-- Work instructions --
Without the pictures, set down every line of the data exactly.

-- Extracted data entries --
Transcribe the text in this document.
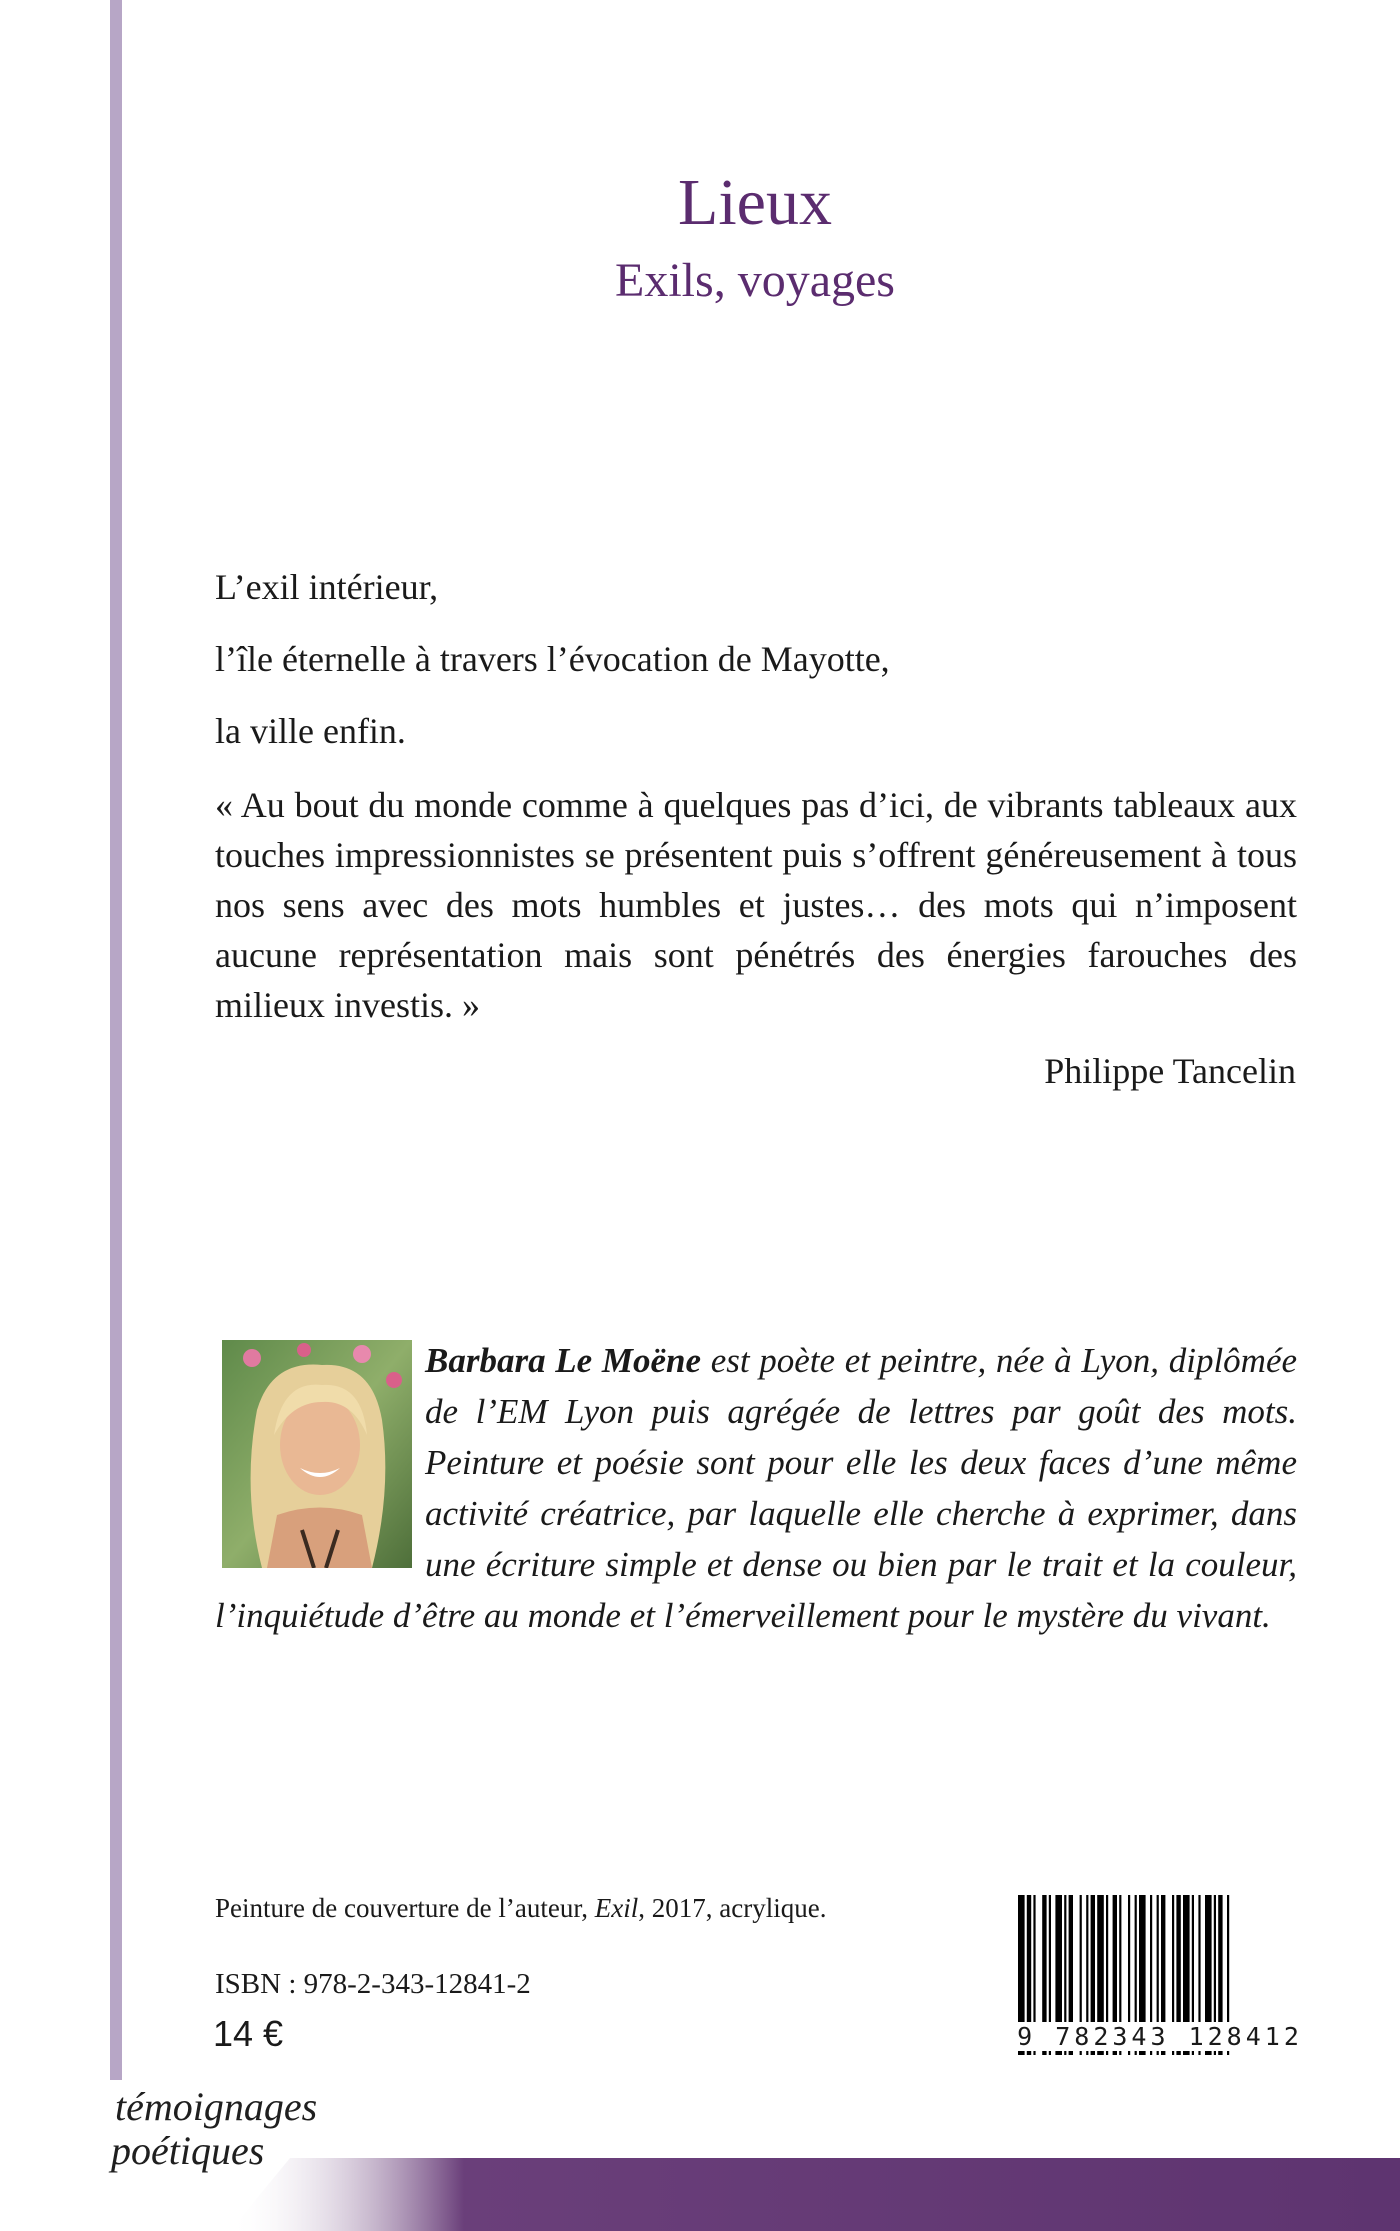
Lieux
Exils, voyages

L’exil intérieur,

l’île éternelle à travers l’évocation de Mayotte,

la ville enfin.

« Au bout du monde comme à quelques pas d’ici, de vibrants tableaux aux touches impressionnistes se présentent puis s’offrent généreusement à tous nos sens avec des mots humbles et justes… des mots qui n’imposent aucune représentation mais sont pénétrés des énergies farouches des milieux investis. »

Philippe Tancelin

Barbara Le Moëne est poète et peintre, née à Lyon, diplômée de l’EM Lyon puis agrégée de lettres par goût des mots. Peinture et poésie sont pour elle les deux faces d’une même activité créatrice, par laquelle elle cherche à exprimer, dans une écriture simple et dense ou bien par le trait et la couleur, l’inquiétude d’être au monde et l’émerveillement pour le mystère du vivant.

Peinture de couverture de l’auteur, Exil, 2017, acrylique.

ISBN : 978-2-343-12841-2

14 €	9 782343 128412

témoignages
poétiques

-- Written response --
Transcribe the text in this document.
Lieux
Exils, voyages

L’exil intérieur,

l’île éternelle à travers l’évocation de Mayotte,

la ville enfin.

« Au bout du monde comme à quelques pas d’ici, de vibrants tableaux aux touches impressionnistes se présentent puis s’offrent généreusement à tous nos sens avec des mots humbles et justes… des mots qui n’imposent aucune représentation mais sont pénétrés des énergies farouches des milieux investis. »

Philippe Tancelin

Barbara Le Moëne est poète et peintre, née à Lyon, diplômée de l’EM Lyon puis agrégée de lettres par goût des mots. Peinture et poésie sont pour elle les deux faces d’une même activité créatrice, par laquelle elle cherche à exprimer, dans une écriture simple et dense ou bien par le trait et la couleur, l’inquiétude d’être au monde et l’émerveillement pour le mystère du vivant.

Peinture de couverture de l’auteur, Exil, 2017, acrylique.

ISBN : 978-2-343-12841-2

14 €	9 782343 128412

témoignages
poétiques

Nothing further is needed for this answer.